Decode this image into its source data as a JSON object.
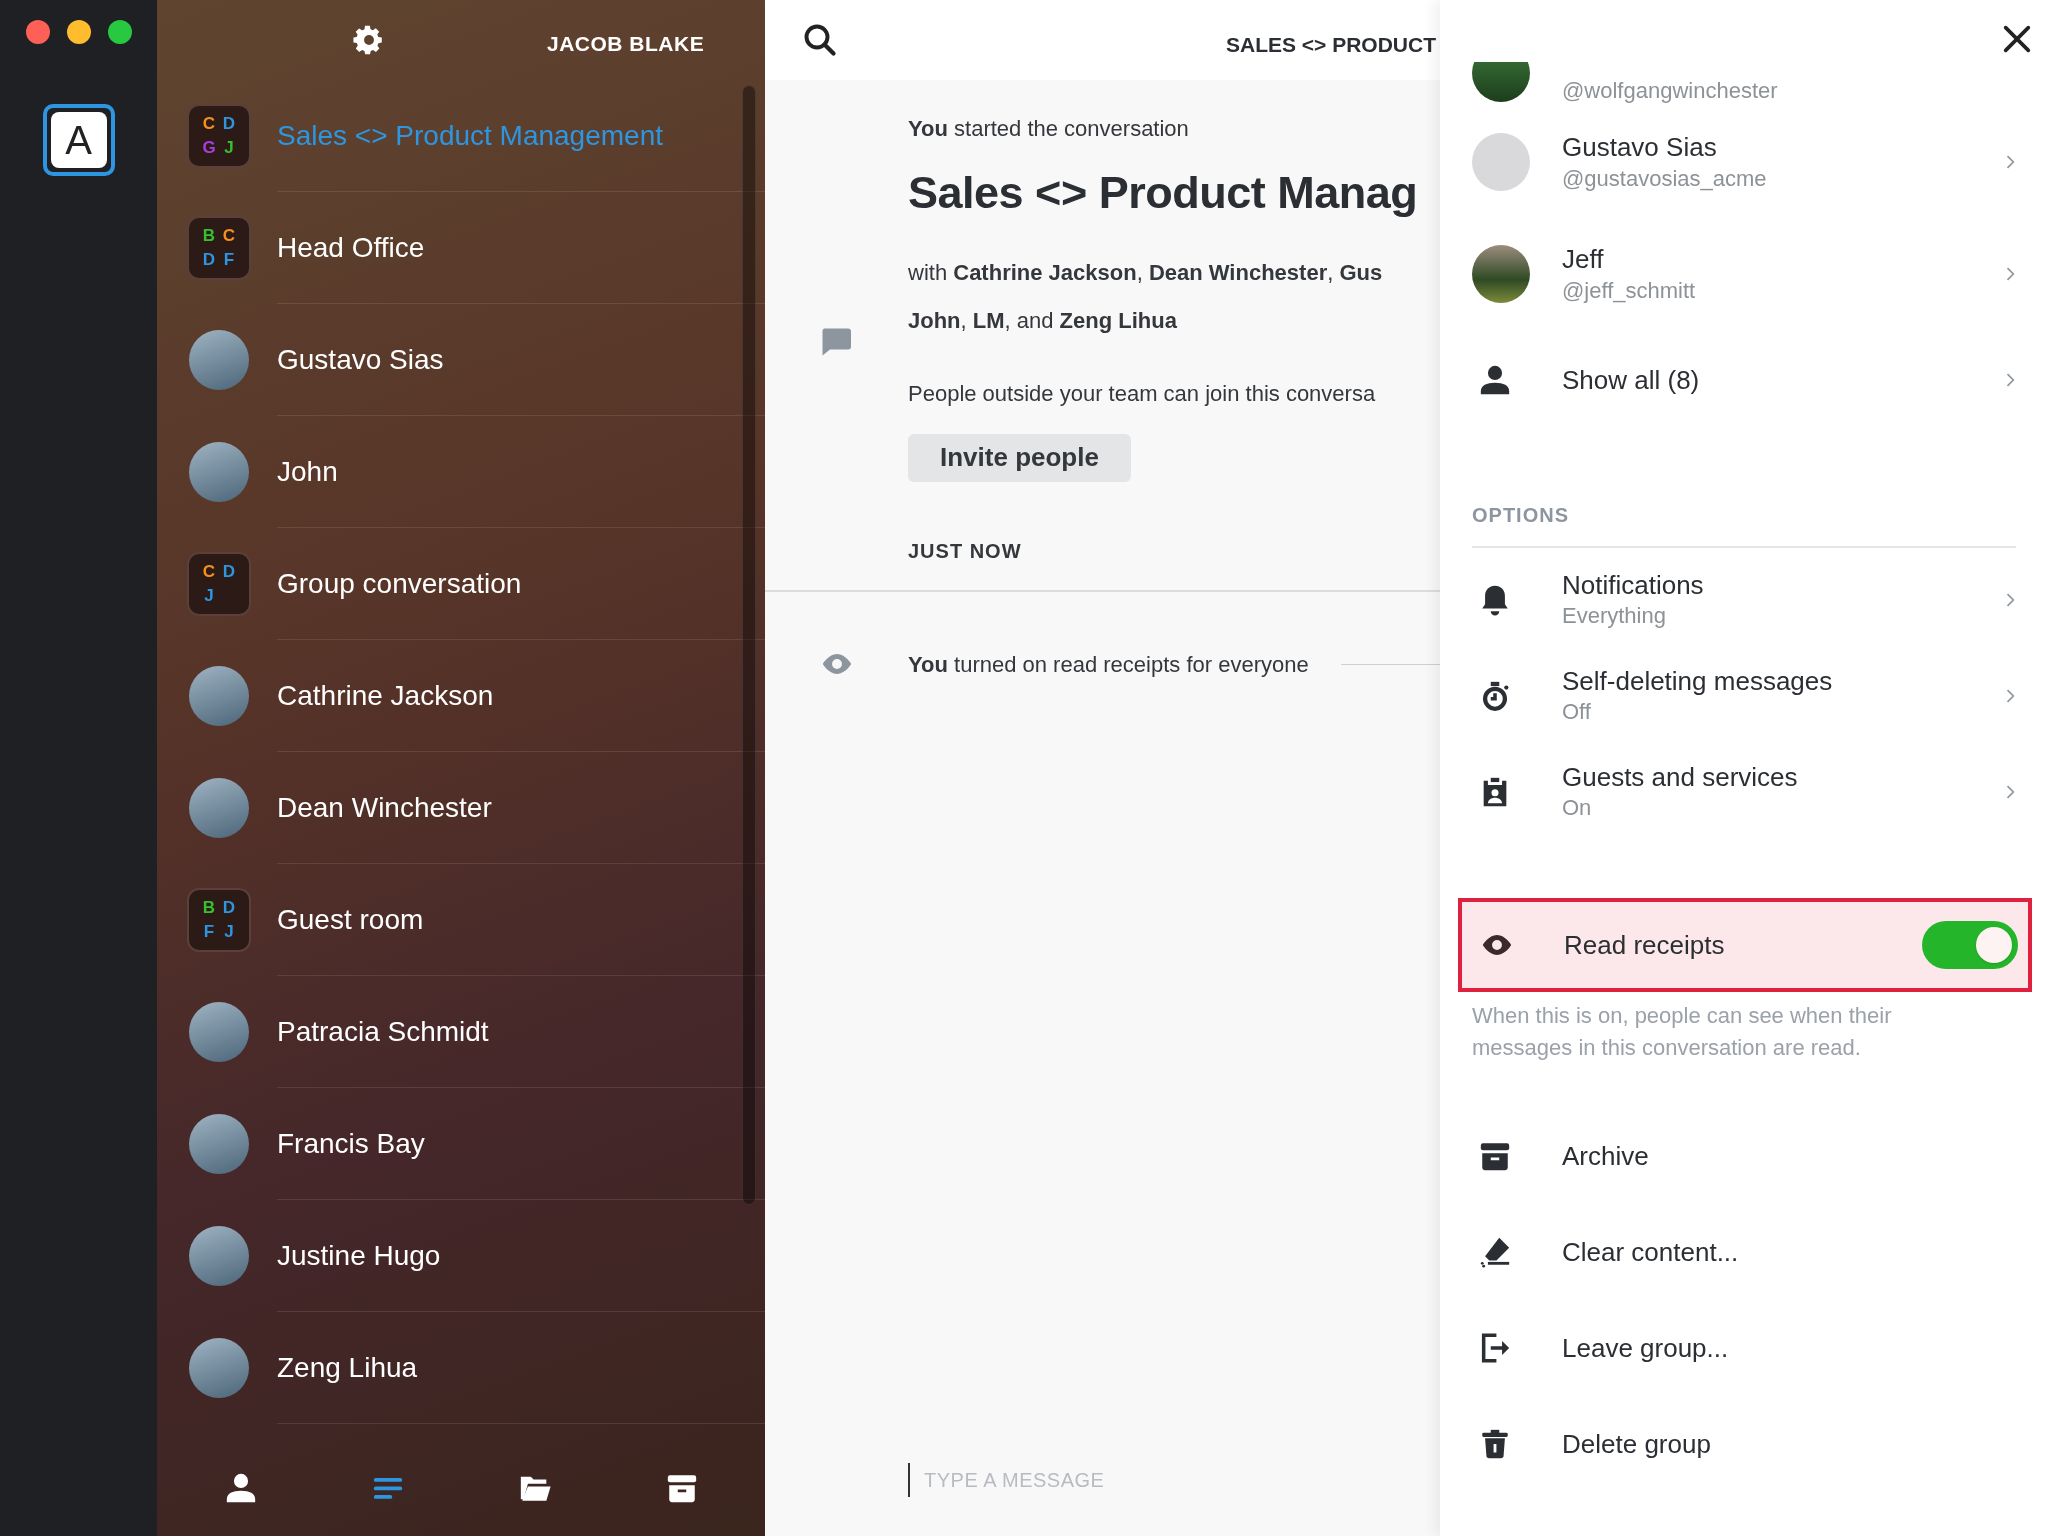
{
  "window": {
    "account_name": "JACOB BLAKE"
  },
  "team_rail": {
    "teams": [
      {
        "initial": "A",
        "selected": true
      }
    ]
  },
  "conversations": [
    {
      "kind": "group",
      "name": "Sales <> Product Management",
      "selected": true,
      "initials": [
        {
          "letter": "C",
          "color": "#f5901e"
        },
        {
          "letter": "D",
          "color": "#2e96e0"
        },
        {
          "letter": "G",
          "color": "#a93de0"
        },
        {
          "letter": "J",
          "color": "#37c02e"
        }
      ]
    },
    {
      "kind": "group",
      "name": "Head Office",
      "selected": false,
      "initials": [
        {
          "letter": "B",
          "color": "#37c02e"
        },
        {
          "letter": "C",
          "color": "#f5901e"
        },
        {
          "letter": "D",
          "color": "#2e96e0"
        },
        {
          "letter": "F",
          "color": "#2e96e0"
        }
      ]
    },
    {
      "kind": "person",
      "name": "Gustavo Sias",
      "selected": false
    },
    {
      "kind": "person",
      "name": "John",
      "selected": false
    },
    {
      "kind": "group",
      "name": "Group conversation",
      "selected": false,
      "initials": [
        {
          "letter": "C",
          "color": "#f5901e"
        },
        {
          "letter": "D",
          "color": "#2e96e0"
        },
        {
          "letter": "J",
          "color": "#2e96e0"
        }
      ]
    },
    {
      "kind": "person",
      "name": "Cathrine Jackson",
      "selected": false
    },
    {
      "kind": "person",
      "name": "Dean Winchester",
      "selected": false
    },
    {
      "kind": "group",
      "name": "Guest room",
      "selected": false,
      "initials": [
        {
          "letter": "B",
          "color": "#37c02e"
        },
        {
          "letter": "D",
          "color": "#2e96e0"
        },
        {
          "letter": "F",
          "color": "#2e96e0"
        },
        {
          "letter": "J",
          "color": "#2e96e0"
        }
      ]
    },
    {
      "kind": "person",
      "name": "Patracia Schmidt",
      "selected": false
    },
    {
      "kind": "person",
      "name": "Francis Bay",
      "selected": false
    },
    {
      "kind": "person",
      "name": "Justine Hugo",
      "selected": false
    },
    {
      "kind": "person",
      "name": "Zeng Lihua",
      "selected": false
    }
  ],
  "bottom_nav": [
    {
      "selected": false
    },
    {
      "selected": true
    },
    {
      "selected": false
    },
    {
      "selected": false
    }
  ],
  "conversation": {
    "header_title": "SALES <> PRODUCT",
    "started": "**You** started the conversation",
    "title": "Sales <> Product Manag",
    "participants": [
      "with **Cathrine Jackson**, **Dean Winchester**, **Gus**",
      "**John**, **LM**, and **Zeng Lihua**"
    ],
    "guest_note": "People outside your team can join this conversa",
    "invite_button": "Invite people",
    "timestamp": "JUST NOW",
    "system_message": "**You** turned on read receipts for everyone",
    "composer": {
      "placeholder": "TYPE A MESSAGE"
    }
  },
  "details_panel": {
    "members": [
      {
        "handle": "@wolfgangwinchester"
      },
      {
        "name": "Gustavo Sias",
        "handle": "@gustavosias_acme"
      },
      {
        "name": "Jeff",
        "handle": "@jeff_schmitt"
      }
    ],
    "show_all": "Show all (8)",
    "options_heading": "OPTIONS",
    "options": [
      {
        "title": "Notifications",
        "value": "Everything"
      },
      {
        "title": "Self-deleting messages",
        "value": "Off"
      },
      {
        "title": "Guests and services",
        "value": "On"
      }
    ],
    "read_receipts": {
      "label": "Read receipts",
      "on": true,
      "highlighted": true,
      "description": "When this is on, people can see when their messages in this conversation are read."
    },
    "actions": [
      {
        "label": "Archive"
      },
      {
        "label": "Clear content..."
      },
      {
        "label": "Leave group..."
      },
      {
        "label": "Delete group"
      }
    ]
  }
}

▸ **Required task**: Transcribe the records above verbatim. Do not carry over any picture.

▸ **Written reply**:
Decode this image into its source data as a JSON object.
{
  "window": {
    "account_name": "JACOB BLAKE"
  },
  "team_rail": {
    "teams": [
      {
        "initial": "A",
        "selected": true
      }
    ]
  },
  "conversations": [
    {
      "kind": "group",
      "name": "Sales <> Product Management",
      "selected": true,
      "initials": [
        {
          "letter": "C",
          "color": "#f5901e"
        },
        {
          "letter": "D",
          "color": "#2e96e0"
        },
        {
          "letter": "G",
          "color": "#a93de0"
        },
        {
          "letter": "J",
          "color": "#37c02e"
        }
      ]
    },
    {
      "kind": "group",
      "name": "Head Office",
      "selected": false,
      "initials": [
        {
          "letter": "B",
          "color": "#37c02e"
        },
        {
          "letter": "C",
          "color": "#f5901e"
        },
        {
          "letter": "D",
          "color": "#2e96e0"
        },
        {
          "letter": "F",
          "color": "#2e96e0"
        }
      ]
    },
    {
      "kind": "person",
      "name": "Gustavo Sias",
      "selected": false
    },
    {
      "kind": "person",
      "name": "John",
      "selected": false
    },
    {
      "kind": "group",
      "name": "Group conversation",
      "selected": false,
      "initials": [
        {
          "letter": "C",
          "color": "#f5901e"
        },
        {
          "letter": "D",
          "color": "#2e96e0"
        },
        {
          "letter": "J",
          "color": "#2e96e0"
        }
      ]
    },
    {
      "kind": "person",
      "name": "Cathrine Jackson",
      "selected": false
    },
    {
      "kind": "person",
      "name": "Dean Winchester",
      "selected": false
    },
    {
      "kind": "group",
      "name": "Guest room",
      "selected": false,
      "initials": [
        {
          "letter": "B",
          "color": "#37c02e"
        },
        {
          "letter": "D",
          "color": "#2e96e0"
        },
        {
          "letter": "F",
          "color": "#2e96e0"
        },
        {
          "letter": "J",
          "color": "#2e96e0"
        }
      ]
    },
    {
      "kind": "person",
      "name": "Patracia Schmidt",
      "selected": false
    },
    {
      "kind": "person",
      "name": "Francis Bay",
      "selected": false
    },
    {
      "kind": "person",
      "name": "Justine Hugo",
      "selected": false
    },
    {
      "kind": "person",
      "name": "Zeng Lihua",
      "selected": false
    }
  ],
  "bottom_nav": [
    {
      "selected": false
    },
    {
      "selected": true
    },
    {
      "selected": false
    },
    {
      "selected": false
    }
  ],
  "conversation": {
    "header_title": "SALES <> PRODUCT",
    "started": "**You** started the conversation",
    "title": "Sales <> Product Manag",
    "participants": [
      "with **Cathrine Jackson**, **Dean Winchester**, **Gus**",
      "**John**, **LM**, and **Zeng Lihua**"
    ],
    "guest_note": "People outside your team can join this conversa",
    "invite_button": "Invite people",
    "timestamp": "JUST NOW",
    "system_message": "**You** turned on read receipts for everyone",
    "composer": {
      "placeholder": "TYPE A MESSAGE"
    }
  },
  "details_panel": {
    "members": [
      {
        "handle": "@wolfgangwinchester"
      },
      {
        "name": "Gustavo Sias",
        "handle": "@gustavosias_acme"
      },
      {
        "name": "Jeff",
        "handle": "@jeff_schmitt"
      }
    ],
    "show_all": "Show all (8)",
    "options_heading": "OPTIONS",
    "options": [
      {
        "title": "Notifications",
        "value": "Everything"
      },
      {
        "title": "Self-deleting messages",
        "value": "Off"
      },
      {
        "title": "Guests and services",
        "value": "On"
      }
    ],
    "read_receipts": {
      "label": "Read receipts",
      "on": true,
      "highlighted": true,
      "description": "When this is on, people can see when their messages in this conversation are read."
    },
    "actions": [
      {
        "label": "Archive"
      },
      {
        "label": "Clear content..."
      },
      {
        "label": "Leave group..."
      },
      {
        "label": "Delete group"
      }
    ]
  }
}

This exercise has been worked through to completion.